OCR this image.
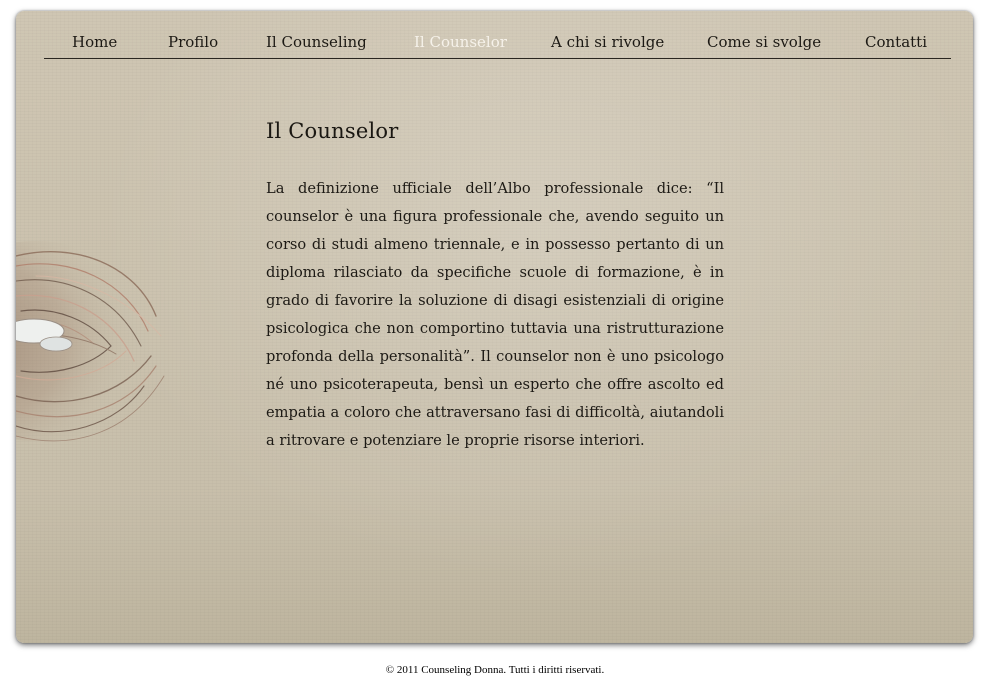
Home	Profilo	Il Counseling	Il Counselor	A chi si rivolge	Come si svolge	Contatti
Il Counselor

La definizione ufficiale dell’Albo professionale dice: “Il counselor è una figura professionale che, avendo seguito un corso di studi almeno triennale, e in possesso pertanto di un diploma rilasciato da specifiche scuole di formazione, è in grado di favorire la soluzione di disagi esistenziali di origine psicologica che non comportino tuttavia una ristrutturazione profonda della personalità”. Il counselor non è uno psicologo né uno psicoterapeuta, bensì un esperto che offre ascolto ed empatia a coloro che attraversano fasi di difficoltà, aiutandoli a ritrovare e potenziare le proprie risorse interiori.

© 2011 Counseling Donna. Tutti i diritti riservati.
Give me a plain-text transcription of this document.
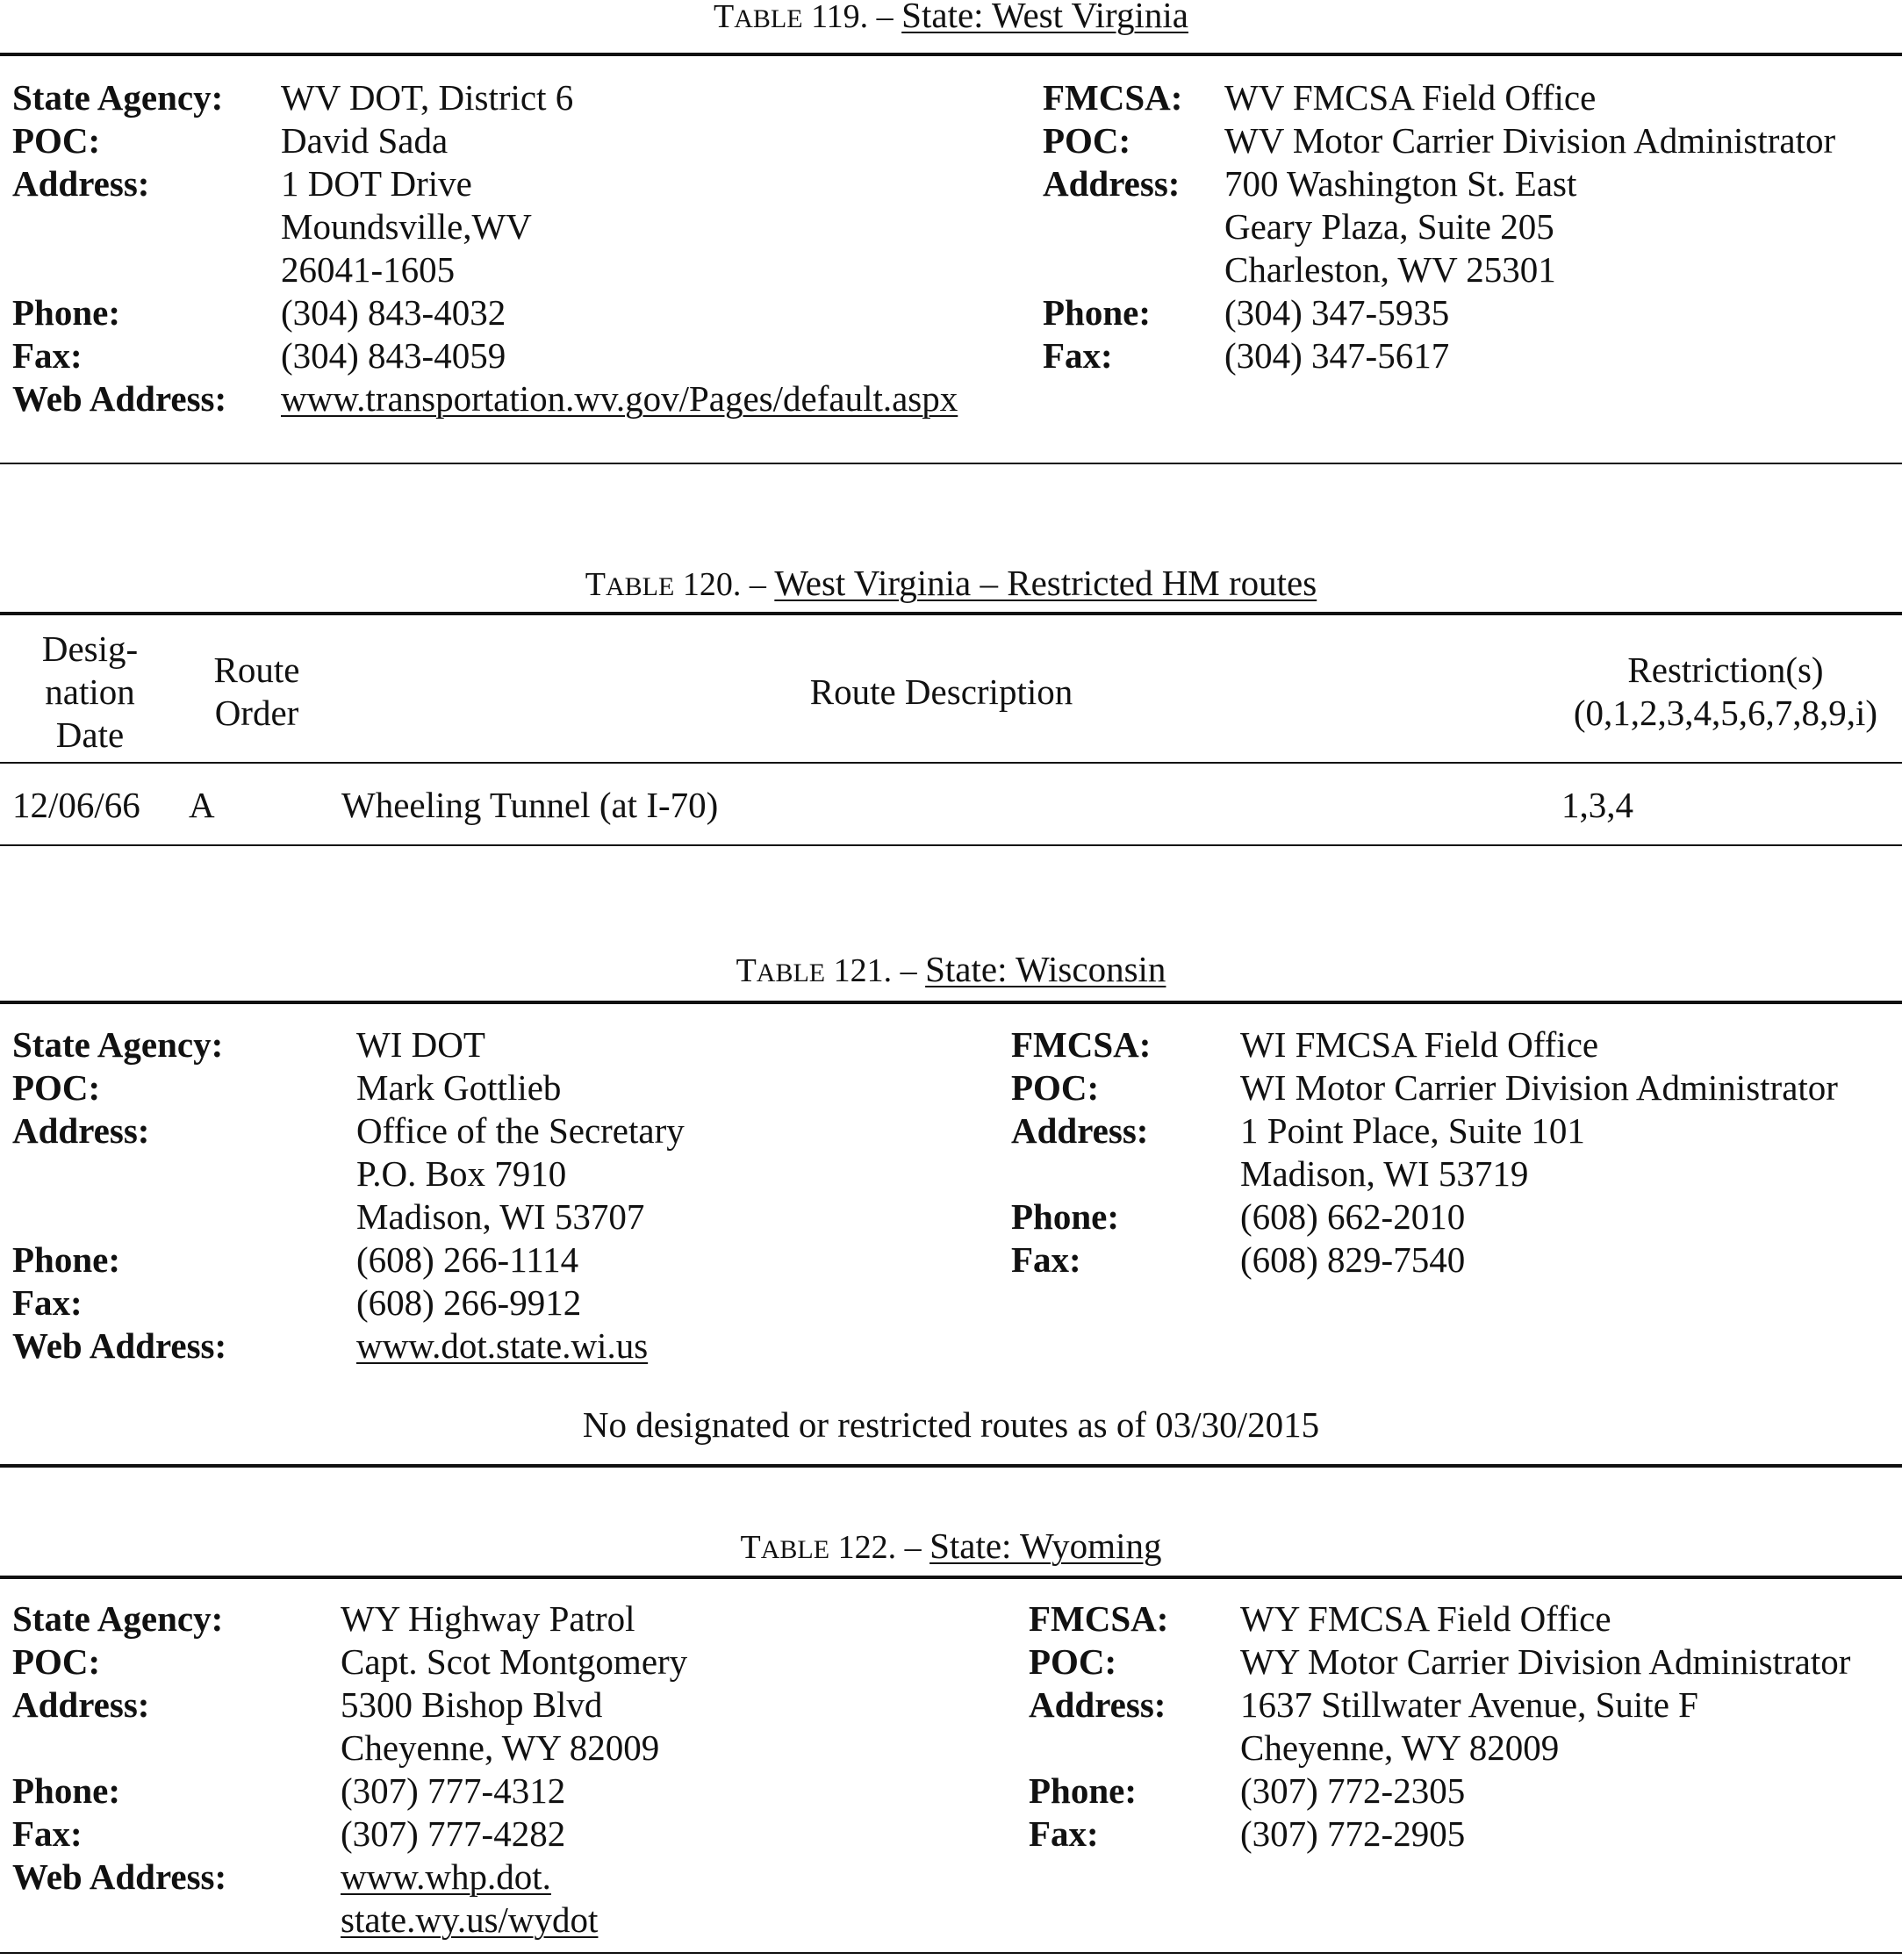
TABLE 119. – State: West Virginia
State Agency:
POC:
Address:
Phone:
Fax:
Web Address:
WV DOT, District 6
David Sada
1 DOT Drive
Moundsville,WV
26041-1605
(304) 843-4032
(304) 843-4059
www.transportation.wv.gov/Pages/default.aspx
FMCSA:
POC:
Address:
Phone:
Fax:
WV FMCSA Field Office
WV Motor Carrier Division Administrator
700 Washington St. East
Geary Plaza, Suite 205
Charleston, WV 25301
(304) 347-5935
(304) 347-5617
TABLE 120. – West Virginia – Restricted HM routes
Desig-
nation
Date
Route
Order
Route Description
Restriction(s)
(0,1,2,3,4,5,6,7,8,9,i)
12/06/66 A	Wheeling Tunnel (at I-70)	1,3,4
TABLE 121. – State: Wisconsin
State Agency:
POC:
Address:
Phone:
Fax:
Web Address:
WI DOT
Mark Gottlieb
Office of the Secretary
P.O. Box 7910
Madison, WI 53707
(608) 266-1114
(608) 266-9912
www.dot.state.wi.us
FMCSA:
POC:
Address:
Phone:
Fax:
WI FMCSA Field Office
WI Motor Carrier Division Administrator
1 Point Place, Suite 101
Madison, WI 53719
(608) 662-2010
(608) 829-7540
No designated or restricted routes as of 03/30/2015
TABLE 122. – State: Wyoming
State Agency:
POC:
Address:
Phone:
Fax:
Web Address:
WY Highway Patrol
Capt. Scot Montgomery
5300 Bishop Blvd
Cheyenne, WY 82009
(307) 777-4312
(307) 777-4282
www.whp.dot.
state.wy.us/wydot
FMCSA:
POC:
Address:
Phone:
Fax:
WY FMCSA Field Office
WY Motor Carrier Division Administrator
1637 Stillwater Avenue, Suite F
Cheyenne, WY 82009
(307) 772-2305
(307) 772-2905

__WHAT THE TASK ASKS__
Check each line of the entries above, and show every one holding the word "Office".

__OUTPUT FOR THIS TASK__
WV FMCSA Field Office
Office of the Secretary
WI FMCSA Field Office
WY FMCSA Field Office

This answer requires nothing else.